Exercise objective: Pictures are not part of the copy; repeat everything else in the records exactly.

Entries supplied:

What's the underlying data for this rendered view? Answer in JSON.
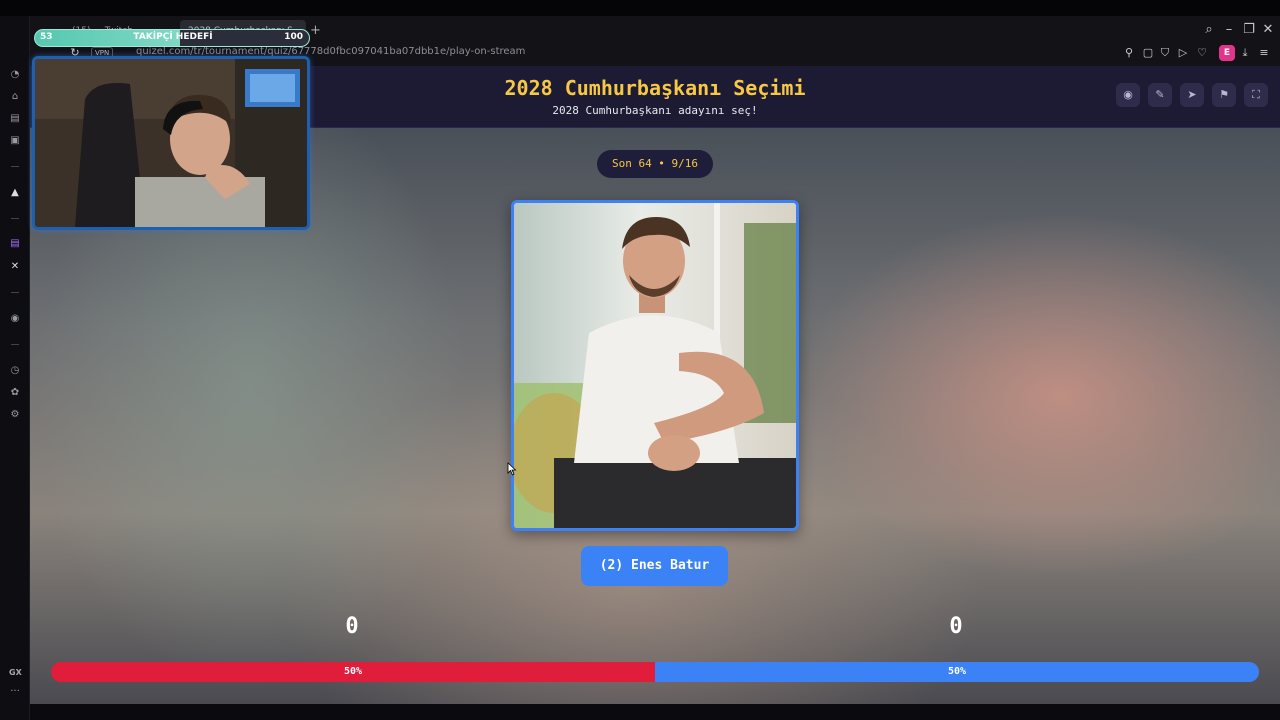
{
  "stream_overlay": {
    "goal_current": "53",
    "goal_label": "TAKİPÇİ HEDEFİ",
    "goal_target": "100",
    "goal_progress": 0.53
  },
  "browser": {
    "tabs": [
      {
        "label": "(15) ... Twitch"
      },
      {
        "label": "2028 Cumhurbaşkanı S..."
      }
    ],
    "new_tab": "+",
    "vpn_label": "VPN",
    "url": "quizel.com/tr/tournament/quiz/67778d0fbc097041ba07dbb1e/play-on-stream",
    "profile_initial": "E",
    "sidebar_gx": "GX",
    "sidebar_more": "···"
  },
  "page": {
    "title": "2028 Cumhurbaşkanı Seçimi",
    "subtitle": "2028 Cumhurbaşkanı adayını seç!",
    "round_label": "Son 64 • 9/16",
    "candidate_name": "(2) Enes Batur",
    "votes_left": "0",
    "votes_right": "0",
    "pct_left_label": "50%",
    "pct_right_label": "50%",
    "pct_left": 50,
    "pct_right": 50
  },
  "colors": {
    "title": "#f6c843",
    "accent_blue": "#3b82f6",
    "accent_red": "#e11d3c",
    "header_bg": "#1d1b33"
  }
}
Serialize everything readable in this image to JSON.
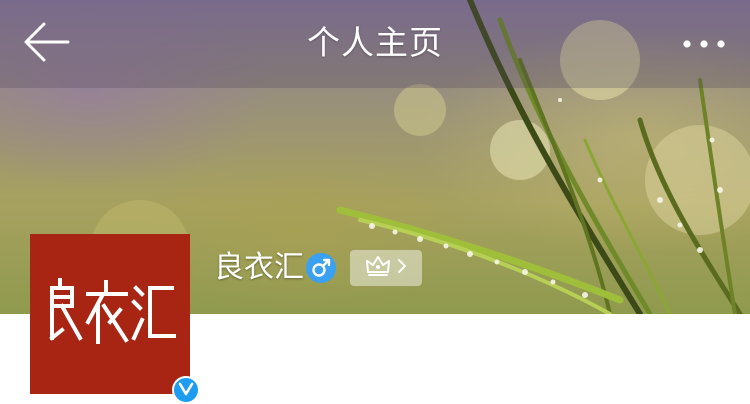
{
  "navbar": {
    "title": "个人主页",
    "back_icon": "back-arrow-icon",
    "more_icon": "more-dots-icon"
  },
  "profile": {
    "username": "良衣汇",
    "gender": "male",
    "gender_icon": "male-gender-icon",
    "verified": true,
    "verified_badge_icon": "verified-v-icon",
    "vip_icon": "crown-icon",
    "vip_chevron_icon": "chevron-right-icon",
    "avatar": {
      "logo_text": "良衣汇",
      "background_color": "#a82514",
      "text_color": "#ffffff"
    }
  },
  "colors": {
    "verified_blue": "#1e9cf0",
    "gender_blue": "#3aa0f0",
    "white": "#ffffff"
  }
}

The result:
What's the underlying data for this rendered view? Answer in JSON.
{
  "stream_overlay": {
    "goal_current": "53",
    "goal_label": "TAKİPÇİ HEDEFİ",
    "goal_target": "100",
    "goal_progress": 0.53
  },
  "browser": {
    "tabs": [
      {
        "label": "(15) ... Twitch"
      },
      {
        "label": "2028 Cumhurbaşkanı S..."
      }
    ],
    "new_tab": "+",
    "vpn_label": "VPN",
    "url": "quizel.com/tr/tournament/quiz/67778d0fbc097041ba07dbb1e/play-on-stream",
    "profile_initial": "E",
    "sidebar_gx": "GX",
    "sidebar_more": "···"
  },
  "page": {
    "title": "2028 Cumhurbaşkanı Seçimi",
    "subtitle": "2028 Cumhurbaşkanı adayını seç!",
    "round_label": "Son 64 • 9/16",
    "candidate_name": "(2) Enes Batur",
    "votes_left": "0",
    "votes_right": "0",
    "pct_left_label": "50%",
    "pct_right_label": "50%",
    "pct_left": 50,
    "pct_right": 50
  },
  "colors": {
    "title": "#f6c843",
    "accent_blue": "#3b82f6",
    "accent_red": "#e11d3c",
    "header_bg": "#1d1b33"
  }
}
Serialize everything readable in this image to JSON.
{
  "navbar": {
    "title": "个人主页",
    "back_icon": "back-arrow-icon",
    "more_icon": "more-dots-icon"
  },
  "profile": {
    "username": "良衣汇",
    "gender": "male",
    "gender_icon": "male-gender-icon",
    "verified": true,
    "verified_badge_icon": "verified-v-icon",
    "vip_icon": "crown-icon",
    "vip_chevron_icon": "chevron-right-icon",
    "avatar": {
      "logo_text": "良衣汇",
      "background_color": "#a82514",
      "text_color": "#ffffff"
    }
  },
  "colors": {
    "verified_blue": "#1e9cf0",
    "gender_blue": "#3aa0f0",
    "white": "#ffffff"
  }
}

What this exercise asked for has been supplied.